------ Provided data ------
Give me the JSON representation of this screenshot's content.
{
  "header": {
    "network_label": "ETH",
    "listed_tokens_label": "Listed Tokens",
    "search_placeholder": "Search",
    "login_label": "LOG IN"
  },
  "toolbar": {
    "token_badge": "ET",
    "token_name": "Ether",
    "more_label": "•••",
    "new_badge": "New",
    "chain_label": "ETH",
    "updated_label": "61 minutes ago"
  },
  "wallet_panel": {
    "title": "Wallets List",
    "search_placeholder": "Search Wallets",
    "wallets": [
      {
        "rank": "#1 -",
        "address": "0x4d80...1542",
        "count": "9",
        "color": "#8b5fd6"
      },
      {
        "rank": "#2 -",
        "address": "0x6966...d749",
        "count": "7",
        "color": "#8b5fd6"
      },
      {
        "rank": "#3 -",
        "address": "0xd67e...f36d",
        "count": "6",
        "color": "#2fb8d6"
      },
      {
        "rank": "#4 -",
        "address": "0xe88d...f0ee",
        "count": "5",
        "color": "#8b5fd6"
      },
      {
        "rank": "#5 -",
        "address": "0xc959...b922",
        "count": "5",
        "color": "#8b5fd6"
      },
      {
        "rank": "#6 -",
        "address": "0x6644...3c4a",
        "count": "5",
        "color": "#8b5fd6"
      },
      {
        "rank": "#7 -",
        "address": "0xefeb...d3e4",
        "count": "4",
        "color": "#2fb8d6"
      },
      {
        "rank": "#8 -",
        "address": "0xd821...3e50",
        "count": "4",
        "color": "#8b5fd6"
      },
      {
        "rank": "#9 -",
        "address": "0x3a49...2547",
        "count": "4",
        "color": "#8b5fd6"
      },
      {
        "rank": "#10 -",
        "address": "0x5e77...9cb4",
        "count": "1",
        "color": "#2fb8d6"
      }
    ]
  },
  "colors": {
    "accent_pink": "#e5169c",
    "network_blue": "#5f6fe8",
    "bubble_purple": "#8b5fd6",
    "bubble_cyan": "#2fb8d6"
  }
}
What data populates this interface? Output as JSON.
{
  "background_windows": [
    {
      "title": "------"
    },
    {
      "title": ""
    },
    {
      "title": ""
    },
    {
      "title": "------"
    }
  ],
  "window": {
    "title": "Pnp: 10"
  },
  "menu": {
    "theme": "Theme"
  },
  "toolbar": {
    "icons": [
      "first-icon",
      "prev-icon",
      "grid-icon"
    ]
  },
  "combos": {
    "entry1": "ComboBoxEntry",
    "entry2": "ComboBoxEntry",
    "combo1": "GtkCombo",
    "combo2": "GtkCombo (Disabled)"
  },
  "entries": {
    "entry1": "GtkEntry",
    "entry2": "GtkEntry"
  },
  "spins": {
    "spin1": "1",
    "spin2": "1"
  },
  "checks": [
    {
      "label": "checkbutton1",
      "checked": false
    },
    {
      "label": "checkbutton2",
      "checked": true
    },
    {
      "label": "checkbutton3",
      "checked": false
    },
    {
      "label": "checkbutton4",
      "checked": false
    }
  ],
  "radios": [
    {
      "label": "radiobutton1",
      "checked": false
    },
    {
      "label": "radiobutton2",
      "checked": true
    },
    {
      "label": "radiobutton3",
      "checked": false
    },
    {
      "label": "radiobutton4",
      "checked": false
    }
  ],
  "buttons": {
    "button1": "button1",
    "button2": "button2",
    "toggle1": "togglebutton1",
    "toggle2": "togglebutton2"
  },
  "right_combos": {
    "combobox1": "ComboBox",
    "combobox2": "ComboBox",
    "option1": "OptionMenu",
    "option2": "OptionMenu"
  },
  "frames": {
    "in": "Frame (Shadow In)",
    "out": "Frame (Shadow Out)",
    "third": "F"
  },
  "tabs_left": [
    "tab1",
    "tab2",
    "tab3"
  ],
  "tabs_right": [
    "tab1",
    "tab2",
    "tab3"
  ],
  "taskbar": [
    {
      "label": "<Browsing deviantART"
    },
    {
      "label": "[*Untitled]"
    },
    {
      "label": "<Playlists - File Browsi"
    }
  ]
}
------
**Request:**
Determine how many lines of the entries above carry the string "rank", and give that number alone.

**Answer:**
10